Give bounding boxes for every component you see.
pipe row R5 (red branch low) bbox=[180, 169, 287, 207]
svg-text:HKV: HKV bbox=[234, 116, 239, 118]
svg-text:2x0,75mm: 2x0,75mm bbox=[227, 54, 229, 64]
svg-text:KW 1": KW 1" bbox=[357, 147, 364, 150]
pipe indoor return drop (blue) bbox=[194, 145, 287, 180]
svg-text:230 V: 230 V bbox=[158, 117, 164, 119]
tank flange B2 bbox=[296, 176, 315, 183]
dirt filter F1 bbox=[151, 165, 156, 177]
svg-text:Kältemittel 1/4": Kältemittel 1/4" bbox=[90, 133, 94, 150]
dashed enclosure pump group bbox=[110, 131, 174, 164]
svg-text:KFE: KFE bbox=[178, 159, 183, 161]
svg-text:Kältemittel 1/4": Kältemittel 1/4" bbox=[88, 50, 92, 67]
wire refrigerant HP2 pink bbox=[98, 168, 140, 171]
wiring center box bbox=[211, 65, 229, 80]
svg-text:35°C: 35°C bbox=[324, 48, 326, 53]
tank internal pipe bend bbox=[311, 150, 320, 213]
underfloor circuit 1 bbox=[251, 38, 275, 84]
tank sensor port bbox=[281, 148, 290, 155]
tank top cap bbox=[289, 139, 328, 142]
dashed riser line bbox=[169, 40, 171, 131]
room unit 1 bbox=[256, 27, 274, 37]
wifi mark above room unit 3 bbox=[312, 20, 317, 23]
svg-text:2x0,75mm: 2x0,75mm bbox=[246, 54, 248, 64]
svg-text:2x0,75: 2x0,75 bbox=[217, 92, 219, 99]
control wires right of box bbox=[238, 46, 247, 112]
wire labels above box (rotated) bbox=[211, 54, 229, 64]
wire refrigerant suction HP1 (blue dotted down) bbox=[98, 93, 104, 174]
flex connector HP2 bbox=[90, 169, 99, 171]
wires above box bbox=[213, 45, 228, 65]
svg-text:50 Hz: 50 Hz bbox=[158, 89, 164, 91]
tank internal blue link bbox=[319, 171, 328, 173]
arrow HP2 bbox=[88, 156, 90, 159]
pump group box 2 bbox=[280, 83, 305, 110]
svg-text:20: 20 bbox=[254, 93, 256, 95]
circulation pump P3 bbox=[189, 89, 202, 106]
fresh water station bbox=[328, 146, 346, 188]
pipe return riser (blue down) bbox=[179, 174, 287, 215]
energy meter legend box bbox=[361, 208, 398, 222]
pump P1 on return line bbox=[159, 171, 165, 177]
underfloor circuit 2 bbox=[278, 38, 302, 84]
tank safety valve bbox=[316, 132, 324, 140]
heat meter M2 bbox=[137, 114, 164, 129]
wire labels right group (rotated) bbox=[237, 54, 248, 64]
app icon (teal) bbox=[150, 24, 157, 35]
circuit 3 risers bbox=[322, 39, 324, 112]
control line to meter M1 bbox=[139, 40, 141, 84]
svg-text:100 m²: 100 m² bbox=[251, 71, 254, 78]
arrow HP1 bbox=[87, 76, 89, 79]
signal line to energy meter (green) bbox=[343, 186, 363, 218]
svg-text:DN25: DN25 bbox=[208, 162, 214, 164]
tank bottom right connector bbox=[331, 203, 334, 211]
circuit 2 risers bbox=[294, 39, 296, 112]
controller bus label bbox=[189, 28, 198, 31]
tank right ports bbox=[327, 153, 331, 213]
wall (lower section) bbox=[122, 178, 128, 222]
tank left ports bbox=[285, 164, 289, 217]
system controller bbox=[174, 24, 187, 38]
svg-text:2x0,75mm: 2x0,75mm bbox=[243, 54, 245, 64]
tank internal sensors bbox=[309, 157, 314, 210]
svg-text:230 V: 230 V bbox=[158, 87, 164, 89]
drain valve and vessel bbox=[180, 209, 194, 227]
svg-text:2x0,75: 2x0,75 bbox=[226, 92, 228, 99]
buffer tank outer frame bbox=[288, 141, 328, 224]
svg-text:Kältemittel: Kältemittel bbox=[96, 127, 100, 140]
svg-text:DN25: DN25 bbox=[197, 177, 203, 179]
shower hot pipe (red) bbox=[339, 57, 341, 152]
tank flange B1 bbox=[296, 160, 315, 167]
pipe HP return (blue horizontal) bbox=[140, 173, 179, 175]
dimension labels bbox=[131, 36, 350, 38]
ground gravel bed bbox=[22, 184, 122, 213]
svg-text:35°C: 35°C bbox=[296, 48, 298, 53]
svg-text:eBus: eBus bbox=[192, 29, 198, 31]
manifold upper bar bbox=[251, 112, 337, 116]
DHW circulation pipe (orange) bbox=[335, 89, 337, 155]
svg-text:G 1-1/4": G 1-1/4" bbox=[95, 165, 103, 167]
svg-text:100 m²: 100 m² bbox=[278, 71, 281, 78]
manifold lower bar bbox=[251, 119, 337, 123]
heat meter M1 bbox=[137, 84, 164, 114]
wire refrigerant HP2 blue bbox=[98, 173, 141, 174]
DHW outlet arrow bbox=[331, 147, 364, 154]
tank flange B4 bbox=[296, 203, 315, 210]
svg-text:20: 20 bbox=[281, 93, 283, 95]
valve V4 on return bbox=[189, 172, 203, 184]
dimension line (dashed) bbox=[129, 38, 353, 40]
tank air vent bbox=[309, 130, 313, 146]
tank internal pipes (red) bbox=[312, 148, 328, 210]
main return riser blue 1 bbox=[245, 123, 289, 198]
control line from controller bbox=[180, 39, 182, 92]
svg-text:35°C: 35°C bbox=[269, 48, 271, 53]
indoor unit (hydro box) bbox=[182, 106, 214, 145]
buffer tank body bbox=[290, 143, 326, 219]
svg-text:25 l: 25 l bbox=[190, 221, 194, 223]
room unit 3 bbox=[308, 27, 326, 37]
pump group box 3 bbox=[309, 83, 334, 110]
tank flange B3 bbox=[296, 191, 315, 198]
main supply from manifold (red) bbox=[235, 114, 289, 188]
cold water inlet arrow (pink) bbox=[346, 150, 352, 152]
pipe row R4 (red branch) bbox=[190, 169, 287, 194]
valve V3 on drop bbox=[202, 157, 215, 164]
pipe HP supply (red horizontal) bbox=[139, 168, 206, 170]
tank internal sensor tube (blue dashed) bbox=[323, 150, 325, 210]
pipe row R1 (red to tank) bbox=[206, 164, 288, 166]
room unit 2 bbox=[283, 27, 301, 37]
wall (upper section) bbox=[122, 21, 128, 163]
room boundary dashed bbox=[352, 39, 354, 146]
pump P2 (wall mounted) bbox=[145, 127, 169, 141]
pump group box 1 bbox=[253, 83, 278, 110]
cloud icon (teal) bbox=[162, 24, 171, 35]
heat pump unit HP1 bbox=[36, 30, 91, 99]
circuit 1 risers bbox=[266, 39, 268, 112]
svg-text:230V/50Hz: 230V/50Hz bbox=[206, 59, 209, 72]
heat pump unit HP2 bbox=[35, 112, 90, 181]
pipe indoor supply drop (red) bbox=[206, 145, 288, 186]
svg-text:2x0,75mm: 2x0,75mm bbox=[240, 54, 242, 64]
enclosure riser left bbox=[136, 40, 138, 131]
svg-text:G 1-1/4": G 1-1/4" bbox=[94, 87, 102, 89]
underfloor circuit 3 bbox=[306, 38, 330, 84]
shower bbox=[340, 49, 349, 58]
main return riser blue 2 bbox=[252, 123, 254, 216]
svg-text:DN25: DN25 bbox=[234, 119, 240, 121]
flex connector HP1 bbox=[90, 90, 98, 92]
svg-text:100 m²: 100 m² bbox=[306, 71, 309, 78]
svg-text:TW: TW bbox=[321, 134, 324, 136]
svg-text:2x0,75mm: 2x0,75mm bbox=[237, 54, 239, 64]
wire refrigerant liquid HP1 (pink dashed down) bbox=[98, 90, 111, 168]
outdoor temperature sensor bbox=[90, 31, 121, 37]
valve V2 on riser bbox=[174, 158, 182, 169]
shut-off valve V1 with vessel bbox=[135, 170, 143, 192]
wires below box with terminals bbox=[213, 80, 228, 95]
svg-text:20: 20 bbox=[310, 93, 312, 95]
◇ ◇ ◇
▶ **Short problem**: Copy everything from the start of the entries down through the line that contains "50, 92, 67]", keeping both ends.

▶ **Expected answer**:
Give bounding boxes for every component you see.
pipe row R5 (red branch low) bbox=[180, 169, 287, 207]
svg-text:HKV: HKV bbox=[234, 116, 239, 118]
svg-text:2x0,75mm: 2x0,75mm bbox=[227, 54, 229, 64]
svg-text:KW 1": KW 1" bbox=[357, 147, 364, 150]
pipe indoor return drop (blue) bbox=[194, 145, 287, 180]
svg-text:230 V: 230 V bbox=[158, 117, 164, 119]
tank flange B2 bbox=[296, 176, 315, 183]
dirt filter F1 bbox=[151, 165, 156, 177]
svg-text:Kältemittel 1/4": Kältemittel 1/4" bbox=[90, 133, 94, 150]
dashed enclosure pump group bbox=[110, 131, 174, 164]
svg-text:KFE: KFE bbox=[178, 159, 183, 161]
svg-text:Kältemittel 1/4": Kältemittel 1/4" bbox=[88, 50, 92, 67]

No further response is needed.